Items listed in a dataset
|---|

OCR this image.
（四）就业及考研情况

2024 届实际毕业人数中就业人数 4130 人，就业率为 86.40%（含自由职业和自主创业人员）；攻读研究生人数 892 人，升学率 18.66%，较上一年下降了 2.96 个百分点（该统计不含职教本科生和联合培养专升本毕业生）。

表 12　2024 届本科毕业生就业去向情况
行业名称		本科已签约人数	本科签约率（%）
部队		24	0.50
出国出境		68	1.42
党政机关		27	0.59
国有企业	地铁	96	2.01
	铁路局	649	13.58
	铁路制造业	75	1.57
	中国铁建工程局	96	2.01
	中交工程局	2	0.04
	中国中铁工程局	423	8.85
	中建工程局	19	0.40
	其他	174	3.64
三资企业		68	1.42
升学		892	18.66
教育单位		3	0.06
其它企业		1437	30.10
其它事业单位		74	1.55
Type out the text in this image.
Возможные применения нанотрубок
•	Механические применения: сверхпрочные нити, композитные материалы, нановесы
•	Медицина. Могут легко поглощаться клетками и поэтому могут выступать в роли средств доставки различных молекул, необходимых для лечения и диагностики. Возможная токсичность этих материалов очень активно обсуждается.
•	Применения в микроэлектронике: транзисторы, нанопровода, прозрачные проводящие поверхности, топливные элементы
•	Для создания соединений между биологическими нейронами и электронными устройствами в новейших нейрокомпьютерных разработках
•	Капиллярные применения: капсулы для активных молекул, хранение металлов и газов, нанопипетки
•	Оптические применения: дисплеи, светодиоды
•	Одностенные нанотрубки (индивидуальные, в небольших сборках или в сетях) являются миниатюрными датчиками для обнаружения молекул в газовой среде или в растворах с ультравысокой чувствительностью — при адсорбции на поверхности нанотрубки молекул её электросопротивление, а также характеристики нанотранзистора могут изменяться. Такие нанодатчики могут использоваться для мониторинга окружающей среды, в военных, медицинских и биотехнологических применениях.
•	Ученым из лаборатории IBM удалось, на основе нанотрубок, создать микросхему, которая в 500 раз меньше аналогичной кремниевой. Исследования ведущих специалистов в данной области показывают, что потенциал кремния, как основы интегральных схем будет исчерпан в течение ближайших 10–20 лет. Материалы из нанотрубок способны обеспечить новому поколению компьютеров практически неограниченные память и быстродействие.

|---|

(TASK INSTRUCTIONS) From the listing above, report the number of lines containing the string "нанотрубок", without any accompanying remarks.

(RESULT FOR THIS TASK) 2